━━━━━ GIVEN ENTRIES

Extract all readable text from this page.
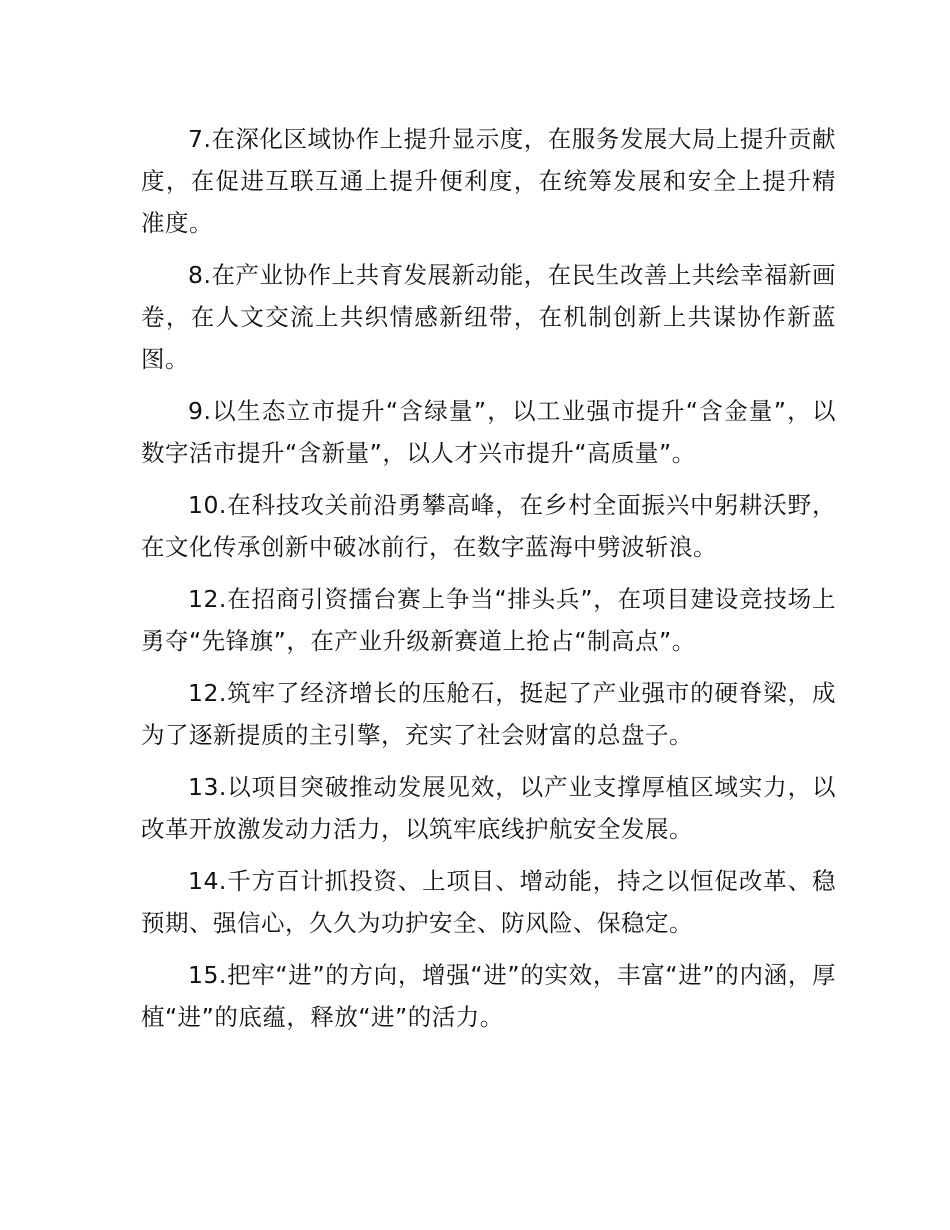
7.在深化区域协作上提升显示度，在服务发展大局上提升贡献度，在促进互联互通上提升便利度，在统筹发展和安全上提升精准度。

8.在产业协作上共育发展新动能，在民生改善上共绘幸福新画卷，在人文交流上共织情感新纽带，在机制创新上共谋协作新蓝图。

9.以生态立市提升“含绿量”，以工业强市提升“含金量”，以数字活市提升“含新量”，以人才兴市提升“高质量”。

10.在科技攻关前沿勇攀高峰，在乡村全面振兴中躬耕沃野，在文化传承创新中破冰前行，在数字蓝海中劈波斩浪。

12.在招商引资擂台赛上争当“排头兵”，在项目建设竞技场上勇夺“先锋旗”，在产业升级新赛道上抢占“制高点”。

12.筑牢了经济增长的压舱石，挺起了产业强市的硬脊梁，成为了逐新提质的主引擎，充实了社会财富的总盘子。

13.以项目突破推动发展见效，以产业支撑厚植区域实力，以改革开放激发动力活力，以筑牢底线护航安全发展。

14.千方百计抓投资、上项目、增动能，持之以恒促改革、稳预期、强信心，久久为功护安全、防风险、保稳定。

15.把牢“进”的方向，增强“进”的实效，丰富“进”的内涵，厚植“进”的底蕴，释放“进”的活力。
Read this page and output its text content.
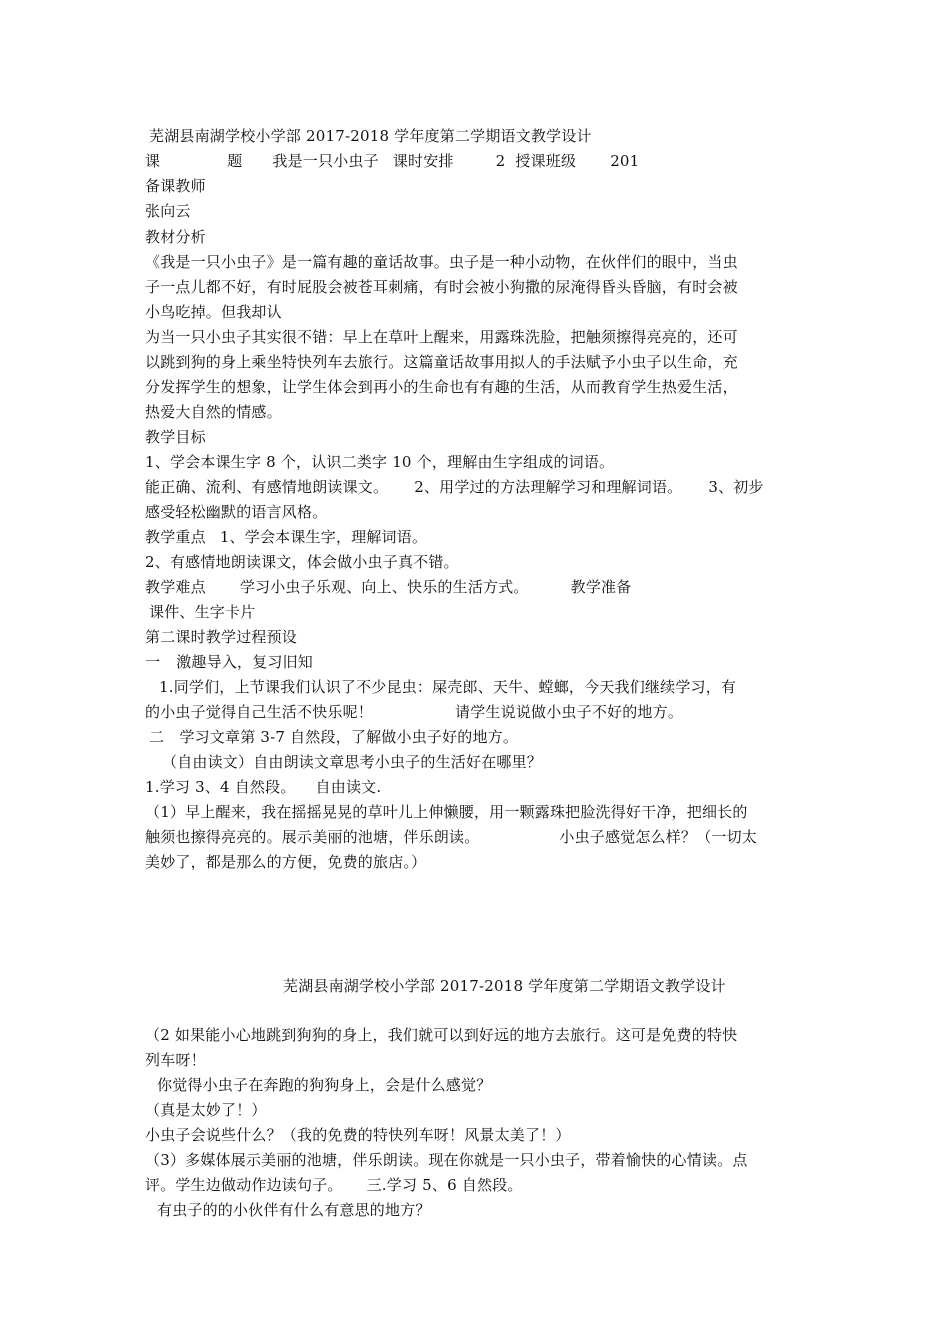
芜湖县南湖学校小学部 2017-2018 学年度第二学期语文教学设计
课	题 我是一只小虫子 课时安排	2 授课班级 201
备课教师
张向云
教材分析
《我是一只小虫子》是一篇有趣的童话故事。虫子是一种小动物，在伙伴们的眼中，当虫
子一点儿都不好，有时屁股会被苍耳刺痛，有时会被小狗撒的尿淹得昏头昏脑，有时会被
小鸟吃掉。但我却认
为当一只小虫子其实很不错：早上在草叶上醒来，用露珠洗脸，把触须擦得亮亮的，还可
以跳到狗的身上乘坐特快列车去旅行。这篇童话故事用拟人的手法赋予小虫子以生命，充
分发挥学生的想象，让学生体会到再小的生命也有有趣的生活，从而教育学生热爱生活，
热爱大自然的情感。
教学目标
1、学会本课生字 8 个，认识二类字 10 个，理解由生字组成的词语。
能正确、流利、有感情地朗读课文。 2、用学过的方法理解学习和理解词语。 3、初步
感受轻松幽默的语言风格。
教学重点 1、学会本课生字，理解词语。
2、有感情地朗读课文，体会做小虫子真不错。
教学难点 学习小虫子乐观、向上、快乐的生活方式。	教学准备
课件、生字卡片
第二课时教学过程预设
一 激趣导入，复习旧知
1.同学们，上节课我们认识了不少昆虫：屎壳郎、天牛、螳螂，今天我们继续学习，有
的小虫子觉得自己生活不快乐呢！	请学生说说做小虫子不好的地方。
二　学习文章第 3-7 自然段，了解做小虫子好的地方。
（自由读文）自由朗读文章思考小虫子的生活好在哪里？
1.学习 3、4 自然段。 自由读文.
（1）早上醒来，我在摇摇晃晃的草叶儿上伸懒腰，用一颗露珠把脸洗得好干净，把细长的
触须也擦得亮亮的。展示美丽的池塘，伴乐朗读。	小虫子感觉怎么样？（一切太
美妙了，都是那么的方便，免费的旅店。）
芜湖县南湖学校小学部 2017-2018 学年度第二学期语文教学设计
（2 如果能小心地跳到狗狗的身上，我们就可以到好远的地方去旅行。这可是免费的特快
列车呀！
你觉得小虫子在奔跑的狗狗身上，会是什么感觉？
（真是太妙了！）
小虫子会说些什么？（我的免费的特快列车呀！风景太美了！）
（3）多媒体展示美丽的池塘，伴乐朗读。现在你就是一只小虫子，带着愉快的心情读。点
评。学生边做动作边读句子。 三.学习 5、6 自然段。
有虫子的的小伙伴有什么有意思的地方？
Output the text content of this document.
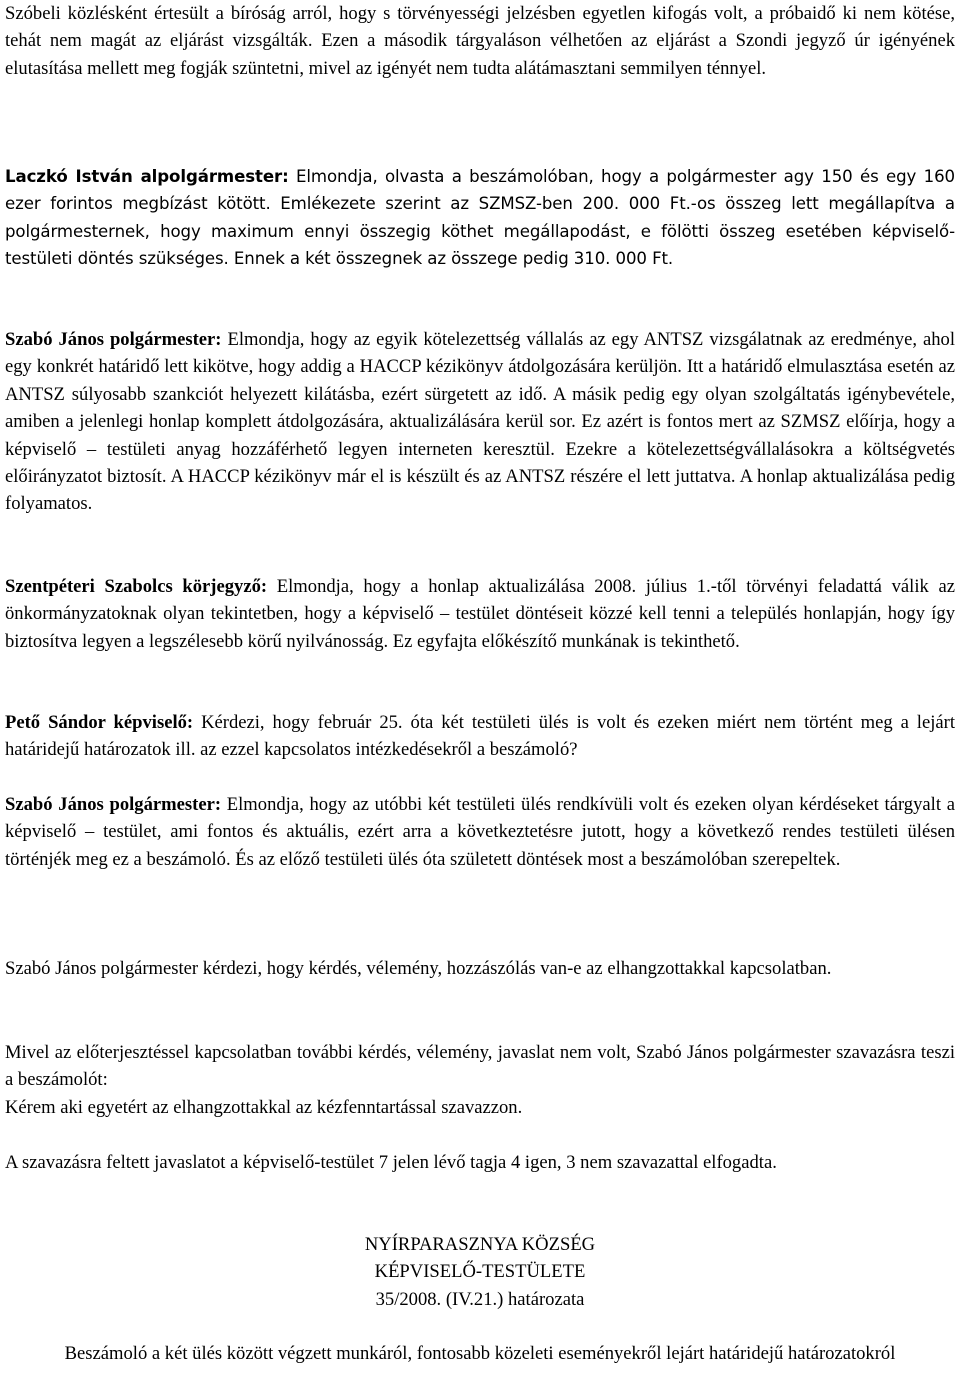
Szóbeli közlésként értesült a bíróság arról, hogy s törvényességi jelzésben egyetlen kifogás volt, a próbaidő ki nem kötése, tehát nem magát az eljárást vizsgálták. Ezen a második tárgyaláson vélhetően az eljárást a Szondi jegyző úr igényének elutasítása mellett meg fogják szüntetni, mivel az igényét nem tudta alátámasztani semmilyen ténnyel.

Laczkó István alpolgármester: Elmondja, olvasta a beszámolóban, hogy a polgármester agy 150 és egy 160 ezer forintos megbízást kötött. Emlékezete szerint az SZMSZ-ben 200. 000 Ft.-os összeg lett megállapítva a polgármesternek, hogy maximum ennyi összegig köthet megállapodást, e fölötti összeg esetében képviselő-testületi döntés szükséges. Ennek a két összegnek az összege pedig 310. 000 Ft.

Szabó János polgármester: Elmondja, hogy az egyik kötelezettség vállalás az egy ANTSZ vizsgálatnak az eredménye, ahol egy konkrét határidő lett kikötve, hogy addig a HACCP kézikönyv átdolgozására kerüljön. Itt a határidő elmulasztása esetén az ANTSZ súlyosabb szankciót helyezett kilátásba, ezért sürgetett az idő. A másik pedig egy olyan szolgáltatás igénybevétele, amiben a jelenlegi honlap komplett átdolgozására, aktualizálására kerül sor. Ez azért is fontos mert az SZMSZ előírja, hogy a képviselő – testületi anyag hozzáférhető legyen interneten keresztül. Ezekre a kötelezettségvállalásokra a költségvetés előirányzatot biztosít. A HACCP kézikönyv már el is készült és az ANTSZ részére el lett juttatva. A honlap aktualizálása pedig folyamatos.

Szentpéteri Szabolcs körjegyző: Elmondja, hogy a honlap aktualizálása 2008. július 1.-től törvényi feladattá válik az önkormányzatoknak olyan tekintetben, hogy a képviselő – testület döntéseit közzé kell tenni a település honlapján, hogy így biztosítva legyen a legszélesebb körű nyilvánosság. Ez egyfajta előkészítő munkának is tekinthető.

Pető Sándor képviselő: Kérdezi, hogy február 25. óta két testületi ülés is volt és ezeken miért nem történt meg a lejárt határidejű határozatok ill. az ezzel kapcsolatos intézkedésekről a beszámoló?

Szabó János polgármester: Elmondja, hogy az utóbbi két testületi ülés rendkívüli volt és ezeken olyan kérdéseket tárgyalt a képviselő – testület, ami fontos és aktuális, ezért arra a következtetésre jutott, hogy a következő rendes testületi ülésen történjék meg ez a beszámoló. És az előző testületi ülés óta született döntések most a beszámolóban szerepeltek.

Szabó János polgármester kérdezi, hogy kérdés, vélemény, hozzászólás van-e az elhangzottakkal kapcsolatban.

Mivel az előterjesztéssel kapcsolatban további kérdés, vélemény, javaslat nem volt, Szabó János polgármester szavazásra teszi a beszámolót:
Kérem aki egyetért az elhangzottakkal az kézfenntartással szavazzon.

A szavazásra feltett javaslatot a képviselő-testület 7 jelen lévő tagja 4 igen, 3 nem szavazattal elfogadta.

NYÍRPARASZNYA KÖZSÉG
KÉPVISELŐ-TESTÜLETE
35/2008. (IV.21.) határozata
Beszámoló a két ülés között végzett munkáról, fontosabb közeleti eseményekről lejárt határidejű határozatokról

━━━━━━━━━━

[TASK OBJECTIVE]: Restate the full listing verbatim and drop every picture.

[SOLUTION]:
Extract all readable text from this page.
7.在深化区域协作上提升显示度，在服务发展大局上提升贡献度，在促进互联互通上提升便利度，在统筹发展和安全上提升精准度。

8.在产业协作上共育发展新动能，在民生改善上共绘幸福新画卷，在人文交流上共织情感新纽带，在机制创新上共谋协作新蓝图。

9.以生态立市提升“含绿量”，以工业强市提升“含金量”，以数字活市提升“含新量”，以人才兴市提升“高质量”。

10.在科技攻关前沿勇攀高峰，在乡村全面振兴中躬耕沃野，在文化传承创新中破冰前行，在数字蓝海中劈波斩浪。

12.在招商引资擂台赛上争当“排头兵”，在项目建设竞技场上勇夺“先锋旗”，在产业升级新赛道上抢占“制高点”。

12.筑牢了经济增长的压舱石，挺起了产业强市的硬脊梁，成为了逐新提质的主引擎，充实了社会财富的总盘子。

13.以项目突破推动发展见效，以产业支撑厚植区域实力，以改革开放激发动力活力，以筑牢底线护航安全发展。

14.千方百计抓投资、上项目、增动能，持之以恒促改革、稳预期、强信心，久久为功护安全、防风险、保稳定。

15.把牢“进”的方向，增强“进”的实效，丰富“进”的内涵，厚植“进”的底蕴，释放“进”的活力。
Read this page and output its text content.
芜湖县南湖学校小学部 2017-2018 学年度第二学期语文教学设计
课	题 我是一只小虫子 课时安排	2 授课班级 201
备课教师
张向云
教材分析
《我是一只小虫子》是一篇有趣的童话故事。虫子是一种小动物，在伙伴们的眼中，当虫
子一点儿都不好，有时屁股会被苍耳刺痛，有时会被小狗撒的尿淹得昏头昏脑，有时会被
小鸟吃掉。但我却认
为当一只小虫子其实很不错：早上在草叶上醒来，用露珠洗脸，把触须擦得亮亮的，还可
以跳到狗的身上乘坐特快列车去旅行。这篇童话故事用拟人的手法赋予小虫子以生命，充
分发挥学生的想象，让学生体会到再小的生命也有有趣的生活，从而教育学生热爱生活，
热爱大自然的情感。
教学目标
1、学会本课生字 8 个，认识二类字 10 个，理解由生字组成的词语。
能正确、流利、有感情地朗读课文。 2、用学过的方法理解学习和理解词语。 3、初步
感受轻松幽默的语言风格。
教学重点 1、学会本课生字，理解词语。
2、有感情地朗读课文，体会做小虫子真不错。
教学难点 学习小虫子乐观、向上、快乐的生活方式。	教学准备
课件、生字卡片
第二课时教学过程预设
一 激趣导入，复习旧知
1.同学们，上节课我们认识了不少昆虫：屎壳郎、天牛、螳螂，今天我们继续学习，有
的小虫子觉得自己生活不快乐呢！	请学生说说做小虫子不好的地方。
二　学习文章第 3-7 自然段，了解做小虫子好的地方。
（自由读文）自由朗读文章思考小虫子的生活好在哪里？
1.学习 3、4 自然段。 自由读文.
（1）早上醒来，我在摇摇晃晃的草叶儿上伸懒腰，用一颗露珠把脸洗得好干净，把细长的
触须也擦得亮亮的。展示美丽的池塘，伴乐朗读。	小虫子感觉怎么样？（一切太
美妙了，都是那么的方便，免费的旅店。）
芜湖县南湖学校小学部 2017-2018 学年度第二学期语文教学设计
（2 如果能小心地跳到狗狗的身上，我们就可以到好远的地方去旅行。这可是免费的特快
列车呀！
你觉得小虫子在奔跑的狗狗身上，会是什么感觉？
（真是太妙了！）
小虫子会说些什么？（我的免费的特快列车呀！风景太美了！）
（3）多媒体展示美丽的池塘，伴乐朗读。现在你就是一只小虫子，带着愉快的心情读。点
评。学生边做动作边读句子。 三.学习 5、6 自然段。
有虫子的的小伙伴有什么有意思的地方？
Output the text content of this document.
Szóbeli közlésként értesült a bíróság arról, hogy s törvényességi jelzésben egyetlen kifogás volt, a próbaidő ki nem kötése, tehát nem magát az eljárást vizsgálták. Ezen a második tárgyaláson vélhetően az eljárást a Szondi jegyző úr igényének elutasítása mellett meg fogják szüntetni, mivel az igényét nem tudta alátámasztani semmilyen ténnyel.

Laczkó István alpolgármester: Elmondja, olvasta a beszámolóban, hogy a polgármester agy 150 és egy 160 ezer forintos megbízást kötött. Emlékezete szerint az SZMSZ-ben 200. 000 Ft.-os összeg lett megállapítva a polgármesternek, hogy maximum ennyi összegig köthet megállapodást, e fölötti összeg esetében képviselő-testületi döntés szükséges. Ennek a két összegnek az összege pedig 310. 000 Ft.

Szabó János polgármester: Elmondja, hogy az egyik kötelezettség vállalás az egy ANTSZ vizsgálatnak az eredménye, ahol egy konkrét határidő lett kikötve, hogy addig a HACCP kézikönyv átdolgozására kerüljön. Itt a határidő elmulasztása esetén az ANTSZ súlyosabb szankciót helyezett kilátásba, ezért sürgetett az idő. A másik pedig egy olyan szolgáltatás igénybevétele, amiben a jelenlegi honlap komplett átdolgozására, aktualizálására kerül sor. Ez azért is fontos mert az SZMSZ előírja, hogy a képviselő – testületi anyag hozzáférhető legyen interneten keresztül. Ezekre a kötelezettségvállalásokra a költségvetés előirányzatot biztosít. A HACCP kézikönyv már el is készült és az ANTSZ részére el lett juttatva. A honlap aktualizálása pedig folyamatos.

Szentpéteri Szabolcs körjegyző: Elmondja, hogy a honlap aktualizálása 2008. július 1.-től törvényi feladattá válik az önkormányzatoknak olyan tekintetben, hogy a képviselő – testület döntéseit közzé kell tenni a település honlapján, hogy így biztosítva legyen a legszélesebb körű nyilvánosság. Ez egyfajta előkészítő munkának is tekinthető.

Pető Sándor képviselő: Kérdezi, hogy február 25. óta két testületi ülés is volt és ezeken miért nem történt meg a lejárt határidejű határozatok ill. az ezzel kapcsolatos intézkedésekről a beszámoló?

Szabó János polgármester: Elmondja, hogy az utóbbi két testületi ülés rendkívüli volt és ezeken olyan kérdéseket tárgyalt a képviselő – testület, ami fontos és aktuális, ezért arra a következtetésre jutott, hogy a következő rendes testületi ülésen történjék meg ez a beszámoló. És az előző testületi ülés óta született döntések most a beszámolóban szerepeltek.

Szabó János polgármester kérdezi, hogy kérdés, vélemény, hozzászólás van-e az elhangzottakkal kapcsolatban.

Mivel az előterjesztéssel kapcsolatban további kérdés, vélemény, javaslat nem volt, Szabó János polgármester szavazásra teszi a beszámolót:
Kérem aki egyetért az elhangzottakkal az kézfenntartással szavazzon.

A szavazásra feltett javaslatot a képviselő-testület 7 jelen lévő tagja 4 igen, 3 nem szavazattal elfogadta.

NYÍRPARASZNYA KÖZSÉG
KÉPVISELŐ-TESTÜLETE
35/2008. (IV.21.) határozata
Beszámoló a két ülés között végzett munkáról, fontosabb közeleti eseményekről lejárt határidejű határozatokról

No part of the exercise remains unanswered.